Page excerpt:

I have a letter from the central legal office about gags, which says that it does not personally insert the gagging clauses. The standard compromise agreement contains a confidentiality clause, so the legal office has no say in that.

Chic Brodie

Is it not the case that NHS Scotland’s central legal office carried out a review of confidentiality clauses and developed a revised form of wording that explicitly made clear that an individual’s right to raise protected disclosures is protected, whether or not they insert the clause of their own volition?

Rab Wilson

I do not find that to be the case because, out of 697 agreements in the past three years, there have been only four protected disclosures. That tells you that some of my friends who are with me today, who have been gagged, are terrified to speak out because of the consequences. They fear that they will be taken to court and maybe that their pension or any payment that they have been given will be removed from them. A culture of fear exists in our NHS.

Chic Brodie

Can I stop you on that? It is quite important. Things have happened such as the Public Interest Disclosure Act 1998 and the Employment Rights Act 1996. Actions have been taken by the Government, instructions have been given to health boards and money has been made available to help to change the culture of bullying. We are talking about culture. We can legislate as much as we like, but we are talking about management culture and what needs to be done there.

I will protect everyone’s right to be open and say what they think and think what they say in such circumstances. A culture of secrecy and bullying is totally unacceptable—I accept and support that view. However, despite all the actions that have been taken, you have still come to the table suggesting that things are not happening. Is it not the culture of management, which we are trying to change, that is really at fault?

Rab Wilson

Of course. A huge part of the problem is the culture of secrecy. The culture is all about protecting the organisation at all costs and to hell with the workers—they can go to the wall. They can be paid off and gagged with gagging clauses because, at the end of the day, the culture is to protect the organisation. That is what it is all about, and that needs to stop.

Chic Brodie

However, the regime has been changed. Action has been taken by the Westminster Government and by the Scottish Government to attempt to get rid of all the problems, if not delete them. All the legislation and assistance is in place. How do we change what is now a cultural problem?

(Stored data entries)
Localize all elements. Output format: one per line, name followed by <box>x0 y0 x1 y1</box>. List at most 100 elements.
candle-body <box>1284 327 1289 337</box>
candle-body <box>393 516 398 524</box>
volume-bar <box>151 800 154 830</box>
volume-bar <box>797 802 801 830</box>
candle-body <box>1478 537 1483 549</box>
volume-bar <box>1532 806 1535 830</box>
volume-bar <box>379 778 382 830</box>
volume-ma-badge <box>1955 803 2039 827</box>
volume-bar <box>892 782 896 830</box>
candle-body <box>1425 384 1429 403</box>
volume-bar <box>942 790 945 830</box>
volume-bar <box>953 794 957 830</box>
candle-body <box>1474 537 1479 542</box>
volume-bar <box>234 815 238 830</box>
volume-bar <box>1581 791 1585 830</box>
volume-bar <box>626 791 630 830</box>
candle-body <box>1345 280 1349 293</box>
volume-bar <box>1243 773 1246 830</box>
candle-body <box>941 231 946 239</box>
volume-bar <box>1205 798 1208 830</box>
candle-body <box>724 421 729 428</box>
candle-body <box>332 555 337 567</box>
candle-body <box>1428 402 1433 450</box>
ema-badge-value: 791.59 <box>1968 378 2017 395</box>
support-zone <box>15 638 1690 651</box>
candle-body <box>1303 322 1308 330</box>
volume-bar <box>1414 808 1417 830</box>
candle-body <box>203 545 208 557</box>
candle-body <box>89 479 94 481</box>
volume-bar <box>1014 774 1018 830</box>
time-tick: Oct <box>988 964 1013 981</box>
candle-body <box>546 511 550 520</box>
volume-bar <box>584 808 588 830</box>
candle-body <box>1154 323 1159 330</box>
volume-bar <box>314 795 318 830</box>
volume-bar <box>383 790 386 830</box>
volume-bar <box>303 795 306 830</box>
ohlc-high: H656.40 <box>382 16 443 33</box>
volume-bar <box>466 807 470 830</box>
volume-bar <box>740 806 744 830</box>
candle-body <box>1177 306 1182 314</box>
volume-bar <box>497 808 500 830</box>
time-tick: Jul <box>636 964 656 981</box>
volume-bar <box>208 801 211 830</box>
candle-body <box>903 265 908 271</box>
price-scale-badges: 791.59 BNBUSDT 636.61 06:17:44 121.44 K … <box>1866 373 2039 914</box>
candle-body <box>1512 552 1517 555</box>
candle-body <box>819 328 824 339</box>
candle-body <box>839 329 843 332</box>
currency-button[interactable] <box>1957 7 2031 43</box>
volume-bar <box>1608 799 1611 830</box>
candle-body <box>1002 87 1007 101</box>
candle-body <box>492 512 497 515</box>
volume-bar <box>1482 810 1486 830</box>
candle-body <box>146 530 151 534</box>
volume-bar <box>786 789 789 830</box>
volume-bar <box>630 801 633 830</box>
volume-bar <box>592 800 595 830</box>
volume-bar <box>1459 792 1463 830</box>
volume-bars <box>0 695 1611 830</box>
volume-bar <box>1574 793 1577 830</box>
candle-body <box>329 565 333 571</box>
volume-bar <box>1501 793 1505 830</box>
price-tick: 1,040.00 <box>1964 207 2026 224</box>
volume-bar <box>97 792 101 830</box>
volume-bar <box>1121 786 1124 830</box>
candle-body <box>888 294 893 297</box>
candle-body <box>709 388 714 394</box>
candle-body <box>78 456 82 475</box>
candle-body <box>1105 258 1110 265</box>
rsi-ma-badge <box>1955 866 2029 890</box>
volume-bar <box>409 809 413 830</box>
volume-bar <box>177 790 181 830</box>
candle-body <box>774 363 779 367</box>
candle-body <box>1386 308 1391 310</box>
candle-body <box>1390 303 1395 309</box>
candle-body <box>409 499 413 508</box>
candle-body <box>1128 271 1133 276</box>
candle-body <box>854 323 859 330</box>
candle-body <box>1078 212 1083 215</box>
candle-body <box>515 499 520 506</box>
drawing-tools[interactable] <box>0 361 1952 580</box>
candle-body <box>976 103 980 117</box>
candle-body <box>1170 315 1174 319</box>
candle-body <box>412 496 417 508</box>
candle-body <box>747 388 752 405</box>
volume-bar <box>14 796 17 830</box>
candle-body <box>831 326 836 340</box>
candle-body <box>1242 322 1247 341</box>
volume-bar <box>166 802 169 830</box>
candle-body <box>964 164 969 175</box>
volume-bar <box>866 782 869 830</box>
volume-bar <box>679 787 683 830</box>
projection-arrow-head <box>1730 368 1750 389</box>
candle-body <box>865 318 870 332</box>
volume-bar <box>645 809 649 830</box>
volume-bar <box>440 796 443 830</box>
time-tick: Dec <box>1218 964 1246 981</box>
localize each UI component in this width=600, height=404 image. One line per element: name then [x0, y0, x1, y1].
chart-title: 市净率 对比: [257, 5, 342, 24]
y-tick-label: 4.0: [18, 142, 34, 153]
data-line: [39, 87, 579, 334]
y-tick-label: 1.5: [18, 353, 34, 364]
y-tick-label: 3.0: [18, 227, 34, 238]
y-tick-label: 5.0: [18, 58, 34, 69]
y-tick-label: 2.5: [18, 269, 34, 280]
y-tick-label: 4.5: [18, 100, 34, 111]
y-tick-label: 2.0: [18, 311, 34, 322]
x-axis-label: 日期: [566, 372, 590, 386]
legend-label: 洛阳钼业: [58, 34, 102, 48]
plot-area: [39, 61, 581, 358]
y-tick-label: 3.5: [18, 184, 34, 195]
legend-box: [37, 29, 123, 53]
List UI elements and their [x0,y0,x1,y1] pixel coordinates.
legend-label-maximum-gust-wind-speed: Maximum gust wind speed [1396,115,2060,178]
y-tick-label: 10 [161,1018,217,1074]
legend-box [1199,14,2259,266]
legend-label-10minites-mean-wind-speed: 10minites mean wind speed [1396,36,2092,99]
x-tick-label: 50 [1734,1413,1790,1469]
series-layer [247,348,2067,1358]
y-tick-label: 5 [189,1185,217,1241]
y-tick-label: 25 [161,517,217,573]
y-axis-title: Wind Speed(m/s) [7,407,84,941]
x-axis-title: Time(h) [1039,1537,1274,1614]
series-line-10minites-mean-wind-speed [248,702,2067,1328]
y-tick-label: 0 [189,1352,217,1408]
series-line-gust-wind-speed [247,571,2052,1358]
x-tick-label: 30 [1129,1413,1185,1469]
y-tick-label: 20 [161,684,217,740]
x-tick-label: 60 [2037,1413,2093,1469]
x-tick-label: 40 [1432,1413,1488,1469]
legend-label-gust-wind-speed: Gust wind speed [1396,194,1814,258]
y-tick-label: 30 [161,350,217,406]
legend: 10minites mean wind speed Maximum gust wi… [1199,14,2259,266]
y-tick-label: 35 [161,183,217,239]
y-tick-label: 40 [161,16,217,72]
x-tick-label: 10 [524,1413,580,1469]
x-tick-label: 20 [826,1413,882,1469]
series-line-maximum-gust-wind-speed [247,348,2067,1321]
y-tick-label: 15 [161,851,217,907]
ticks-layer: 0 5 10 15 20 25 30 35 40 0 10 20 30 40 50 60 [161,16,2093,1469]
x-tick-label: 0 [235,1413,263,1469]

Study questions:
a - In the transcript on NHS gagging clauses, what does Rab Wilson say his gagged friends fear will happen if they speak out? List each consequence.
b - Extend the transcript on NHS gagging clauses, picking up right after its final question.
The data plays no part in the work here.

List of answers:
a -
- Being taken to court
- Having their pension removed
- Having any payment they were given removed

b -
Rab Wilson

For a start, we should get rid of the confidentiality clause, because it is total nonsense. There is a huge dam of truth and horrible things—

Mr Wilson—

Rab Wilson

Can I please make my point? There is a huge dam of nasty, horrible things that have been happening in the NHS, and this document is creating the log-jam and preventing information from becoming public knowledge. It needs to go, and then people will be able to speak freely and without any fear of being taken to court for speaking the truth about bad things.

If you are referring to a document, will you describe it for the record, so that we understand which document you are referring to?

Rab Wilson

I am referring to annex A—the style revised wording from the NHS compromise agreement of May 2013.

Chic Brodie

Do you accept that the cabinet secretary has already stressed to the health boards that he expects them to ensure that confidentiality clauses and non-derogatory statement clauses are not used to suppress the reporting of concerns about practice in the NHS in Scotland? That has been made abundantly clear not just once but several times.

You said that we should get rid of the confidentiality clause. My question for you is: what happens if an employee wants a confidentiality clause in the compromise agreement? How do we cover that situation?

Rab Wilson

It would be up to an individual to decide on that but, as I said at the start, surely if a person wants something to remain confidential, they keep it confidential and do not share it with anybody. That is what any of us would do.

We cannot open this on one side and not on the other. I agree with the intent, but we have to protect employees who want confidentiality clauses. Should they not have the right to have such a clause written into a compromise agreement?

Rab Wilson

What you are saying is like saying that Alex Neil is telling the foxes to take better charge of the chicken coop. The boards have been left to their own devices for years and years and they have done nothing, despite being told again. The ability to make a protected disclosure existed before that; it has been there since 1996. Why did we have to put in another clause this year to remind boards of what to do? They have not been doing it for years.

Chic Brodie

You have played a significant part in this. Do you accept that it takes time to change the culture of management? I believe that it is changing. Do you agree or do you think that it is stuck? I would hardly use the fox and chicken analogy, because we want to ensure that everybody is a fox and a chicken and not one or t’other, so that they understand that openness and transparency are key in any public organisation—or indeed any organisation. Do you detect any change or are you saying that we are stuck in 1996?

Rab Wilson

I could ask a person who is here to read a short statement of their experience, if you would like to hear it.

No. We are happy for any of the people in the gallery who are supporting you to submit any evidence and we would be happy to look at that, but only you are before us today.

Chic Brodie

Fundamentally, I am asking you whether you are saying that the NHS Scotland partnership information network guidance is not working. Are management—you can be selective if you are not including all of management—choosing to ignore the guidance, the instruction and the law of the land?

Rab Wilson

They always talk about openness and transparency—they have gone on about those things for years—but they still seem to be lacking. People are still scared to speak out.

Nurses phone me. I regularly get phone calls from people who are being bullied in the NHS and who do not know where to turn. They do not feel that they can go to their bosses and they phone me to ask me where they can go. That is a sad indictment of management in the NHS.

Chic Brodie

I agree. I accept that there are circumstances in which people are afraid of the hierarchy of management. That is a management problem. Management have to be clear that there has to be total transparency.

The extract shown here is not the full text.